> _Exercise instructions_
Report every line below that holds the word "their".

Extracted data entries
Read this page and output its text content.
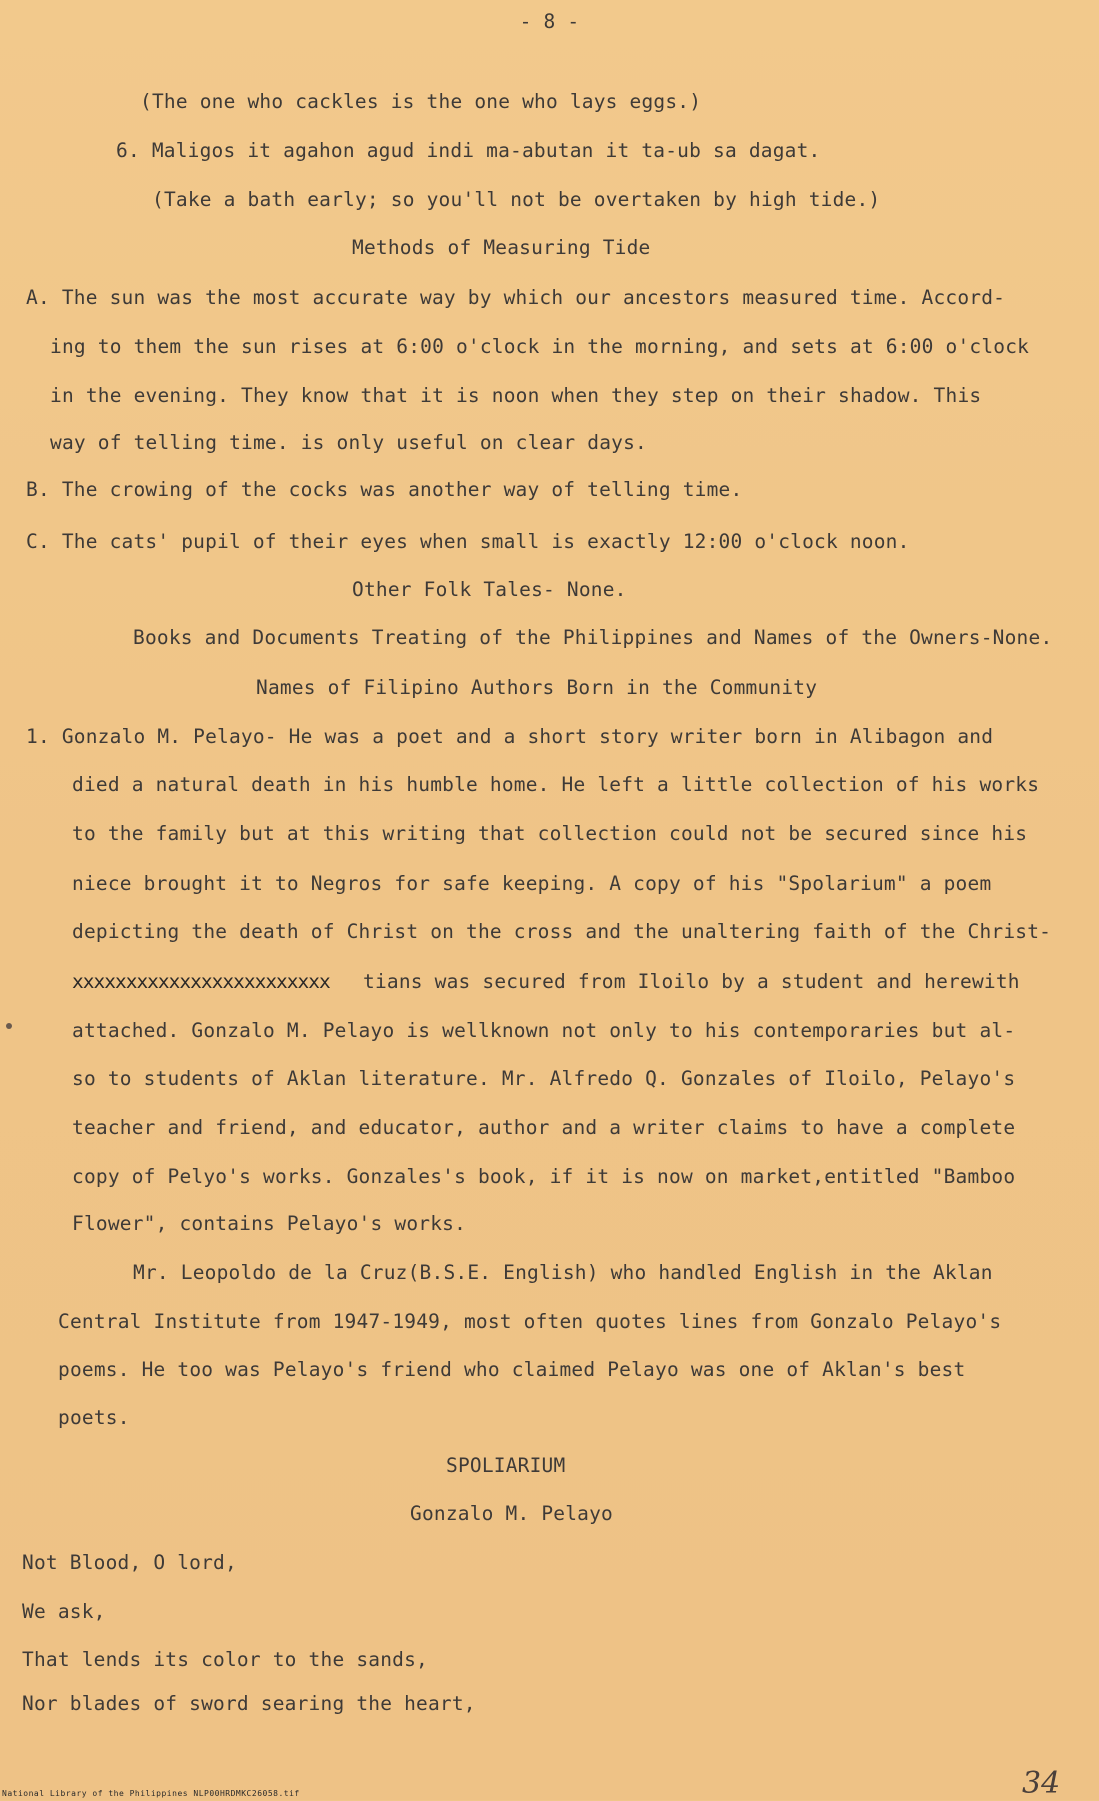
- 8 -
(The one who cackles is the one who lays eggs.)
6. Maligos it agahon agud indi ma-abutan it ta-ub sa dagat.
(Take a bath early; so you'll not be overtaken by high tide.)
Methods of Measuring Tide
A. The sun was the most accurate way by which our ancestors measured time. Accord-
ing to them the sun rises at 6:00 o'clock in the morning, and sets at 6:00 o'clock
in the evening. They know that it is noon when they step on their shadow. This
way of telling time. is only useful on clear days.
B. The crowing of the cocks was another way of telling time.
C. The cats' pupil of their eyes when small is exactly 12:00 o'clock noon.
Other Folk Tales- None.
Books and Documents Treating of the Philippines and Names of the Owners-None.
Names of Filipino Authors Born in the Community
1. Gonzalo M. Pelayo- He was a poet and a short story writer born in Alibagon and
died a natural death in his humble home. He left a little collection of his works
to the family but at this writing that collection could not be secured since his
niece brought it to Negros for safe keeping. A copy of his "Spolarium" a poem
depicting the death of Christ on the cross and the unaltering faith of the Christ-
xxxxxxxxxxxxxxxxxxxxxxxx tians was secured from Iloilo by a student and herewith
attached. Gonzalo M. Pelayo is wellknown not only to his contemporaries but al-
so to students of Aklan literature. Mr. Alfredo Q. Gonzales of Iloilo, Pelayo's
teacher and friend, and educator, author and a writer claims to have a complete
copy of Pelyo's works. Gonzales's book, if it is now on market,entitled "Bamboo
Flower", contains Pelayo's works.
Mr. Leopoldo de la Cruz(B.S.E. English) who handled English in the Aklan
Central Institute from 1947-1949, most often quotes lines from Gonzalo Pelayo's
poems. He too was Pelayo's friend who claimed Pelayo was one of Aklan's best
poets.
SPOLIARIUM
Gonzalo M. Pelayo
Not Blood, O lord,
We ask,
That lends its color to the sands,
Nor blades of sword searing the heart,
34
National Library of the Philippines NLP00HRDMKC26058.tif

> _Task output_
in the evening. They know that it is noon when they step on their shadow. This
C. The cats' pupil of their eyes when small is exactly 12:00 o'clock noon.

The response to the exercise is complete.